What this task involves: Select and copy every line in the rows below that contains the word "Development".

···

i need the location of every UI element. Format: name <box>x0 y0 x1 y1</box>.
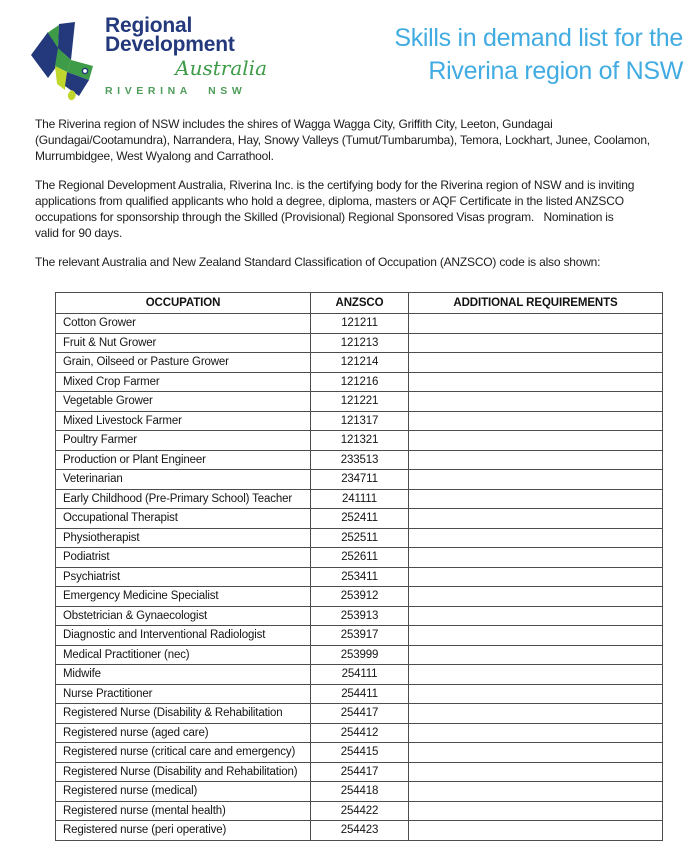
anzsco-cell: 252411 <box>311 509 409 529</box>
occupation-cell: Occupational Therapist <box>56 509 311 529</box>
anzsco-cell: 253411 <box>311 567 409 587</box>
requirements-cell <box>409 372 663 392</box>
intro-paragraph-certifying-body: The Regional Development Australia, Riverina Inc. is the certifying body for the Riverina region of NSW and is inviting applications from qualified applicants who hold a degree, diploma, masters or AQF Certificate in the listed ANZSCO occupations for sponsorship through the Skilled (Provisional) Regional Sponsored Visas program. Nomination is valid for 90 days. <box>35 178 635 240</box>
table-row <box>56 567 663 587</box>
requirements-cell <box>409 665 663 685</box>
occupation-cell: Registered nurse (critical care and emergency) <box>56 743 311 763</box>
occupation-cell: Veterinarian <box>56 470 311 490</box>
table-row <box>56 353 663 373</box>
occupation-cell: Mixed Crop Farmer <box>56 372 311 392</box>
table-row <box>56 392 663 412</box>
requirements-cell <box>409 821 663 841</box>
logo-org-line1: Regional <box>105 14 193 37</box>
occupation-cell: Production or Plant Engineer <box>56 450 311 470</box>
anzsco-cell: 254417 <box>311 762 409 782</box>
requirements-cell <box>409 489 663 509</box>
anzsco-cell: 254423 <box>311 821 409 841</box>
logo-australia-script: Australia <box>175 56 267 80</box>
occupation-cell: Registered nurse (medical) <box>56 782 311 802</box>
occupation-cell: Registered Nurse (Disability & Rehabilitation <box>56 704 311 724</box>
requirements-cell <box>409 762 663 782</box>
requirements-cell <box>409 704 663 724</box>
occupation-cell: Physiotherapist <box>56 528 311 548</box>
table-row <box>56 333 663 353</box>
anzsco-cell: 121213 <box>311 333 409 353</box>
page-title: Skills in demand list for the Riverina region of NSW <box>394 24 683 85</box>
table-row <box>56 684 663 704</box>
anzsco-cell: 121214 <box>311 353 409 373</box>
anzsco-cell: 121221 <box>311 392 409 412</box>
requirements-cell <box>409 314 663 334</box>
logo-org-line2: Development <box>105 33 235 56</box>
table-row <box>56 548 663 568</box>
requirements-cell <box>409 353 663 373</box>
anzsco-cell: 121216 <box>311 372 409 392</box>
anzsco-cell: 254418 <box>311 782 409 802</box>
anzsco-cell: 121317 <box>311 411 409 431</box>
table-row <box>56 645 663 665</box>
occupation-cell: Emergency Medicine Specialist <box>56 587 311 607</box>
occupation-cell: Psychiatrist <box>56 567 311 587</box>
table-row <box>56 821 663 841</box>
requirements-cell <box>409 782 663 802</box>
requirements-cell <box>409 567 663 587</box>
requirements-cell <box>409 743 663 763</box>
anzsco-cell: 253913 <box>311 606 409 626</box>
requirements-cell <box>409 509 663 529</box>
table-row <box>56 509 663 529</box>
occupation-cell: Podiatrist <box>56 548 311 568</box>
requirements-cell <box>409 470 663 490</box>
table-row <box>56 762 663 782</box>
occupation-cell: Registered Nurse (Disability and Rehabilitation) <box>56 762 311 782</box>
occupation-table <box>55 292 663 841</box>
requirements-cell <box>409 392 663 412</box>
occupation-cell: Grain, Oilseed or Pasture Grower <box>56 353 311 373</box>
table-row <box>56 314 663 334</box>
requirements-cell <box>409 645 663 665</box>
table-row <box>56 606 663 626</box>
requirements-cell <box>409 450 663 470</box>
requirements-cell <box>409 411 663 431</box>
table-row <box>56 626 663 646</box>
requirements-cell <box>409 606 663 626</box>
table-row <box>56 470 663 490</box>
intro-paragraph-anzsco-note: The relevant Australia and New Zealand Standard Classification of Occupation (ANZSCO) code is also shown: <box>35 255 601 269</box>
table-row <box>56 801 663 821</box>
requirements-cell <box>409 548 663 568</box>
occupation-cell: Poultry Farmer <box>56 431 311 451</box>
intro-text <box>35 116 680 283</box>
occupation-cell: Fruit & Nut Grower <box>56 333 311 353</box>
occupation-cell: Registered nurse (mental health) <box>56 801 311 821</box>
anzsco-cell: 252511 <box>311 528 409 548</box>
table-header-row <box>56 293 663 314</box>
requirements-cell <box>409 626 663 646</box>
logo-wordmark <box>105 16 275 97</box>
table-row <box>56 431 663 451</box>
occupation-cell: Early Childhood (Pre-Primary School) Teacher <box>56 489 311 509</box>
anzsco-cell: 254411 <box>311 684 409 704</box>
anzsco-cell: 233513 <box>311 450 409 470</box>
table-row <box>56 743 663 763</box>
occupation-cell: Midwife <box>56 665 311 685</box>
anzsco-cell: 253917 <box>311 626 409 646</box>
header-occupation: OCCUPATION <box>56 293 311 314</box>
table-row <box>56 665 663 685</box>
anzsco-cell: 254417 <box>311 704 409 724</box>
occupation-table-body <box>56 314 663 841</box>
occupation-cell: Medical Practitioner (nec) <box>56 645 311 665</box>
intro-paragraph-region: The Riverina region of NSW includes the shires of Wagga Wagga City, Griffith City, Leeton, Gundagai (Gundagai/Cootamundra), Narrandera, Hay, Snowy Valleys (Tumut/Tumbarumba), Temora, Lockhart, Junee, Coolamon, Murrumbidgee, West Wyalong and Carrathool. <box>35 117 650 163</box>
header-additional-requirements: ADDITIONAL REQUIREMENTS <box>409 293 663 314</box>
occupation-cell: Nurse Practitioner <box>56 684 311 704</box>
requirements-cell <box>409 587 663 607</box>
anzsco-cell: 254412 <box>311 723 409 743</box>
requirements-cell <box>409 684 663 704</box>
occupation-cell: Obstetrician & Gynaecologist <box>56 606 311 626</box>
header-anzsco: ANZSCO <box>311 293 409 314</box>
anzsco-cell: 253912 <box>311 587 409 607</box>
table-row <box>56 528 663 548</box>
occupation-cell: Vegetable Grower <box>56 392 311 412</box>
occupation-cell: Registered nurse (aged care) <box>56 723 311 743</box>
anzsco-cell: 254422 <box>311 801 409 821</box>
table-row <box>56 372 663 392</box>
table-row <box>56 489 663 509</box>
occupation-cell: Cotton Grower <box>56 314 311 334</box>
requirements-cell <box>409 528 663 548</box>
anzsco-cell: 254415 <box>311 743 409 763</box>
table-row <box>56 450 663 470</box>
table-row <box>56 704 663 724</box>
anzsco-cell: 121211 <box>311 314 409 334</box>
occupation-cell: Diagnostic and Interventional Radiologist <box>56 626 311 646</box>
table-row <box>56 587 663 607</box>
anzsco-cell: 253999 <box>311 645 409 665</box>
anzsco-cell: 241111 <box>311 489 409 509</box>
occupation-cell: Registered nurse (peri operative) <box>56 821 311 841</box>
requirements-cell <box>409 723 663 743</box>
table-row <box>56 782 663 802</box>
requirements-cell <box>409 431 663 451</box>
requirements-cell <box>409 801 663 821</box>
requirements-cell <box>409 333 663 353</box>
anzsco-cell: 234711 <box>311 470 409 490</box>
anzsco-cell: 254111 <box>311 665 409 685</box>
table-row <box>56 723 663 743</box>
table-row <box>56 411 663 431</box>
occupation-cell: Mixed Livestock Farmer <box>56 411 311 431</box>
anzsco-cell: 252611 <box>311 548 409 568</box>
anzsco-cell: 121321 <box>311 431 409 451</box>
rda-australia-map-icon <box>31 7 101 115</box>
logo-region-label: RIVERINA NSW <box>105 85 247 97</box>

···

Correct output:
intro-paragraph-certifying-body: The Regional Development Australia, Riverina Inc. is the certifying body for the Riverina region of NSW and is inviting applications from qualified applicants who hold a degree, diploma, masters or AQF Certificate in the listed ANZSCO occupations for sponsorship through the Skilled (Provisional) Regional Sponsored Visas program. Nomination is valid for 90 days. <box>35 178 635 240</box>
logo-org-line2: Development <box>105 33 235 56</box>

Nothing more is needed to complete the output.